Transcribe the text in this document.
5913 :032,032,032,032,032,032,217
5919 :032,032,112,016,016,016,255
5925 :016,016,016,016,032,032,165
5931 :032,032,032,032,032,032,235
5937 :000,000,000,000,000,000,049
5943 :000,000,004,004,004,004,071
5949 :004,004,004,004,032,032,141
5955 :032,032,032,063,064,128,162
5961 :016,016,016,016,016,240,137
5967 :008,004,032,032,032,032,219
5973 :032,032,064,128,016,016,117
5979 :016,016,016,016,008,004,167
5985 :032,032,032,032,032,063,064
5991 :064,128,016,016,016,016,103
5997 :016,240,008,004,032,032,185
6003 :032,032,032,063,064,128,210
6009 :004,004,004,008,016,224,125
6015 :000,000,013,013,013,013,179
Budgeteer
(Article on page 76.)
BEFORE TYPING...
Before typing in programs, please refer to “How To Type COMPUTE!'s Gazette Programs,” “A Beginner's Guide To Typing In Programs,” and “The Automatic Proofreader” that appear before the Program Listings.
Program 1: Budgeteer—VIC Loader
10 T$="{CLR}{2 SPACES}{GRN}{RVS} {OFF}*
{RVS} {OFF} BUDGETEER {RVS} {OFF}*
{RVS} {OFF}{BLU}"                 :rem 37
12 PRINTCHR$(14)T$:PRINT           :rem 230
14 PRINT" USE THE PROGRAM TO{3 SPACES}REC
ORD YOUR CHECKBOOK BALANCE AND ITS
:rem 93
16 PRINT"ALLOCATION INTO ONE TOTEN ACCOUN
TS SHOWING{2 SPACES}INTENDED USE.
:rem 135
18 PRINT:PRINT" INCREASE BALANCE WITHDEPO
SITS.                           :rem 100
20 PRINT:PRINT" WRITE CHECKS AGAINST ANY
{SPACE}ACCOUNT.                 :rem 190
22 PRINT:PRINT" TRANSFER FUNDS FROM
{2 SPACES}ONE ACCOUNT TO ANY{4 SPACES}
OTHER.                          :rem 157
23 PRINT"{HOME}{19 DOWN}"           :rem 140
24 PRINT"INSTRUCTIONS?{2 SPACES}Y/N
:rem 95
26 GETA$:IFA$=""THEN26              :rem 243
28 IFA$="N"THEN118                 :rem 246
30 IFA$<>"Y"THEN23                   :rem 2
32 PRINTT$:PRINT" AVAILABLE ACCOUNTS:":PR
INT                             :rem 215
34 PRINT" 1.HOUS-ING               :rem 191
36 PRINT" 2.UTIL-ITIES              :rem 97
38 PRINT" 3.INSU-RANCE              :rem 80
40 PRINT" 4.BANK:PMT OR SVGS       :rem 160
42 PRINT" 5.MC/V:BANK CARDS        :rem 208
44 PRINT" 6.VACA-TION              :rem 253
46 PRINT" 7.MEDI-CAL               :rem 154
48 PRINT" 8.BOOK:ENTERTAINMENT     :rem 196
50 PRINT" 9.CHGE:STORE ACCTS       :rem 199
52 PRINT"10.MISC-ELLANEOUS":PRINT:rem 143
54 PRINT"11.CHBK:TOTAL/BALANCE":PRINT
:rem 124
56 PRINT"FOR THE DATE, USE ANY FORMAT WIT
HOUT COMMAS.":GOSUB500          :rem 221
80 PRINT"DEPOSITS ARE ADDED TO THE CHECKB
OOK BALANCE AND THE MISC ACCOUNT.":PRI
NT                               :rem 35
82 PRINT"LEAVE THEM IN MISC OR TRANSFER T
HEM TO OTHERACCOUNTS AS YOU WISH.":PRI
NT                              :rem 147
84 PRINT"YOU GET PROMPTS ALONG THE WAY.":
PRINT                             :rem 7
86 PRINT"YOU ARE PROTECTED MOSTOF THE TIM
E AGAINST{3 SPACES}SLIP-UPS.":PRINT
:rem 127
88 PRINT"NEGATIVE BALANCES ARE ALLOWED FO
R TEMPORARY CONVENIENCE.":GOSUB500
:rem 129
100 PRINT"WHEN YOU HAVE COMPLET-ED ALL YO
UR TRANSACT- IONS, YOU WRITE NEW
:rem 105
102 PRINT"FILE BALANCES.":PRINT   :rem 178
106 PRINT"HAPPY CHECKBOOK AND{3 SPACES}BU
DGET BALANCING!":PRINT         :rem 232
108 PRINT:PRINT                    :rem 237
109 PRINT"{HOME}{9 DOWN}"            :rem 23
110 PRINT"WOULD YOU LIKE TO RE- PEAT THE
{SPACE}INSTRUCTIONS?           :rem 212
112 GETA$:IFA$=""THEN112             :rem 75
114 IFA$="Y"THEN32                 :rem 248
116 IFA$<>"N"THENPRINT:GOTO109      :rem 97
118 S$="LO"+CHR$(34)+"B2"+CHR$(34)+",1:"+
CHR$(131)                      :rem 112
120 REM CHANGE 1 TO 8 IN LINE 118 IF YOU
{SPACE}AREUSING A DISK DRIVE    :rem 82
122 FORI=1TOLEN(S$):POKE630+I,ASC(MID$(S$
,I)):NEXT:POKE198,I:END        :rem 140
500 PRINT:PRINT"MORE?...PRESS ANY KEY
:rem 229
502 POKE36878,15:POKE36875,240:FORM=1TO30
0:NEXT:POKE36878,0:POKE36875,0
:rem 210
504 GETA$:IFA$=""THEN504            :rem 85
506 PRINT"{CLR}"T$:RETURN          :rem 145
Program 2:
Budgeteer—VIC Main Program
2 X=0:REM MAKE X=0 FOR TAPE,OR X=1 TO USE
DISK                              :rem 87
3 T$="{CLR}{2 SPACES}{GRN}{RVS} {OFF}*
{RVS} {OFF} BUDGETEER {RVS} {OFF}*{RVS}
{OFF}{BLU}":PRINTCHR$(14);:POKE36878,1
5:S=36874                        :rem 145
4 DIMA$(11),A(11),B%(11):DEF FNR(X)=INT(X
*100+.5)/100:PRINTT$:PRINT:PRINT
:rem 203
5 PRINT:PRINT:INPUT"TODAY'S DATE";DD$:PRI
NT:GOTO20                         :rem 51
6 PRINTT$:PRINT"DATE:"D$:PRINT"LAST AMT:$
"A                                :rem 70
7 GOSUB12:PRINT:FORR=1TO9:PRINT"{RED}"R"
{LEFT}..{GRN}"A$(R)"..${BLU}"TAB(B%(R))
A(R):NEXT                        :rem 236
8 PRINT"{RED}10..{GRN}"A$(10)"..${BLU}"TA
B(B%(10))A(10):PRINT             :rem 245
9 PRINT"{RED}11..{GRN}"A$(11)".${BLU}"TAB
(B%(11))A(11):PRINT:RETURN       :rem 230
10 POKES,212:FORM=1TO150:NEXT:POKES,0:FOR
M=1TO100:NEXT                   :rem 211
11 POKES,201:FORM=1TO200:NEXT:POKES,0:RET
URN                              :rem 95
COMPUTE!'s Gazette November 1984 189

Directions for this task – Each record above should be returned exactly as it appears.

Task answer –
Transcribe the text in this document.
5913 :032,032,032,032,032,032,217
5919 :032,032,112,016,016,016,255
5925 :016,016,016,016,032,032,165
5931 :032,032,032,032,032,032,235
5937 :000,000,000,000,000,000,049
5943 :000,000,004,004,004,004,071
5949 :004,004,004,004,032,032,141
5955 :032,032,032,063,064,128,162
5961 :016,016,016,016,016,240,137
5967 :008,004,032,032,032,032,219
5973 :032,032,064,128,016,016,117
5979 :016,016,016,016,008,004,167
5985 :032,032,032,032,032,063,064
5991 :064,128,016,016,016,016,103
5997 :016,240,008,004,032,032,185
6003 :032,032,032,063,064,128,210
6009 :004,004,004,008,016,224,125
6015 :000,000,013,013,013,013,179
Budgeteer
(Article on page 76.)
BEFORE TYPING...
Before typing in programs, please refer to “How To Type COMPUTE!'s Gazette Programs,” “A Beginner's Guide To Typing In Programs,” and “The Automatic Proofreader” that appear before the Program Listings.
Program 1: Budgeteer—VIC Loader
10 T$="{CLR}{2 SPACES}{GRN}{RVS} {OFF}*
{RVS} {OFF} BUDGETEER {RVS} {OFF}*
{RVS} {OFF}{BLU}"                 :rem 37
12 PRINTCHR$(14)T$:PRINT           :rem 230
14 PRINT" USE THE PROGRAM TO{3 SPACES}REC
ORD YOUR CHECKBOOK BALANCE AND ITS
:rem 93
16 PRINT"ALLOCATION INTO ONE TOTEN ACCOUN
TS SHOWING{2 SPACES}INTENDED USE.
:rem 135
18 PRINT:PRINT" INCREASE BALANCE WITHDEPO
SITS.                           :rem 100
20 PRINT:PRINT" WRITE CHECKS AGAINST ANY
{SPACE}ACCOUNT.                 :rem 190
22 PRINT:PRINT" TRANSFER FUNDS FROM
{2 SPACES}ONE ACCOUNT TO ANY{4 SPACES}
OTHER.                          :rem 157
23 PRINT"{HOME}{19 DOWN}"           :rem 140
24 PRINT"INSTRUCTIONS?{2 SPACES}Y/N
:rem 95
26 GETA$:IFA$=""THEN26              :rem 243
28 IFA$="N"THEN118                 :rem 246
30 IFA$<>"Y"THEN23                   :rem 2
32 PRINTT$:PRINT" AVAILABLE ACCOUNTS:":PR
INT                             :rem 215
34 PRINT" 1.HOUS-ING               :rem 191
36 PRINT" 2.UTIL-ITIES              :rem 97
38 PRINT" 3.INSU-RANCE              :rem 80
40 PRINT" 4.BANK:PMT OR SVGS       :rem 160
42 PRINT" 5.MC/V:BANK CARDS        :rem 208
44 PRINT" 6.VACA-TION              :rem 253
46 PRINT" 7.MEDI-CAL               :rem 154
48 PRINT" 8.BOOK:ENTERTAINMENT     :rem 196
50 PRINT" 9.CHGE:STORE ACCTS       :rem 199
52 PRINT"10.MISC-ELLANEOUS":PRINT:rem 143
54 PRINT"11.CHBK:TOTAL/BALANCE":PRINT
:rem 124
56 PRINT"FOR THE DATE, USE ANY FORMAT WIT
HOUT COMMAS.":GOSUB500          :rem 221
80 PRINT"DEPOSITS ARE ADDED TO THE CHECKB
OOK BALANCE AND THE MISC ACCOUNT.":PRI
NT                               :rem 35
82 PRINT"LEAVE THEM IN MISC OR TRANSFER T
HEM TO OTHERACCOUNTS AS YOU WISH.":PRI
NT                              :rem 147
84 PRINT"YOU GET PROMPTS ALONG THE WAY.":
PRINT                             :rem 7
86 PRINT"YOU ARE PROTECTED MOSTOF THE TIM
E AGAINST{3 SPACES}SLIP-UPS.":PRINT
:rem 127
88 PRINT"NEGATIVE BALANCES ARE ALLOWED FO
R TEMPORARY CONVENIENCE.":GOSUB500
:rem 129
100 PRINT"WHEN YOU HAVE COMPLET-ED ALL YO
UR TRANSACT- IONS, YOU WRITE NEW
:rem 105
102 PRINT"FILE BALANCES.":PRINT   :rem 178
106 PRINT"HAPPY CHECKBOOK AND{3 SPACES}BU
DGET BALANCING!":PRINT         :rem 232
108 PRINT:PRINT                    :rem 237
109 PRINT"{HOME}{9 DOWN}"            :rem 23
110 PRINT"WOULD YOU LIKE TO RE- PEAT THE
{SPACE}INSTRUCTIONS?           :rem 212
112 GETA$:IFA$=""THEN112             :rem 75
114 IFA$="Y"THEN32                 :rem 248
116 IFA$<>"N"THENPRINT:GOTO109      :rem 97
118 S$="LO"+CHR$(34)+"B2"+CHR$(34)+",1:"+
CHR$(131)                      :rem 112
120 REM CHANGE 1 TO 8 IN LINE 118 IF YOU
{SPACE}AREUSING A DISK DRIVE    :rem 82
122 FORI=1TOLEN(S$):POKE630+I,ASC(MID$(S$
,I)):NEXT:POKE198,I:END        :rem 140
500 PRINT:PRINT"MORE?...PRESS ANY KEY
:rem 229
502 POKE36878,15:POKE36875,240:FORM=1TO30
0:NEXT:POKE36878,0:POKE36875,0
:rem 210
504 GETA$:IFA$=""THEN504            :rem 85
506 PRINT"{CLR}"T$:RETURN          :rem 145
Program 2:
Budgeteer—VIC Main Program
2 X=0:REM MAKE X=0 FOR TAPE,OR X=1 TO USE
DISK                              :rem 87
3 T$="{CLR}{2 SPACES}{GRN}{RVS} {OFF}*
{RVS} {OFF} BUDGETEER {RVS} {OFF}*{RVS}
{OFF}{BLU}":PRINTCHR$(14);:POKE36878,1
5:S=36874                        :rem 145
4 DIMA$(11),A(11),B%(11):DEF FNR(X)=INT(X
*100+.5)/100:PRINTT$:PRINT:PRINT
:rem 203
5 PRINT:PRINT:INPUT"TODAY'S DATE";DD$:PRI
NT:GOTO20                         :rem 51
6 PRINTT$:PRINT"DATE:"D$:PRINT"LAST AMT:$
"A                                :rem 70
7 GOSUB12:PRINT:FORR=1TO9:PRINT"{RED}"R"
{LEFT}..{GRN}"A$(R)"..${BLU}"TAB(B%(R))
A(R):NEXT                        :rem 236
8 PRINT"{RED}10..{GRN}"A$(10)"..${BLU}"TA
B(B%(10))A(10):PRINT             :rem 245
9 PRINT"{RED}11..{GRN}"A$(11)".${BLU}"TAB
(B%(11))A(11):PRINT:RETURN       :rem 230
10 POKES,212:FORM=1TO150:NEXT:POKES,0:FOR
M=1TO100:NEXT                   :rem 211
11 POKES,201:FORM=1TO200:NEXT:POKES,0:RET
URN                              :rem 95
COMPUTE!'s Gazette November 1984 189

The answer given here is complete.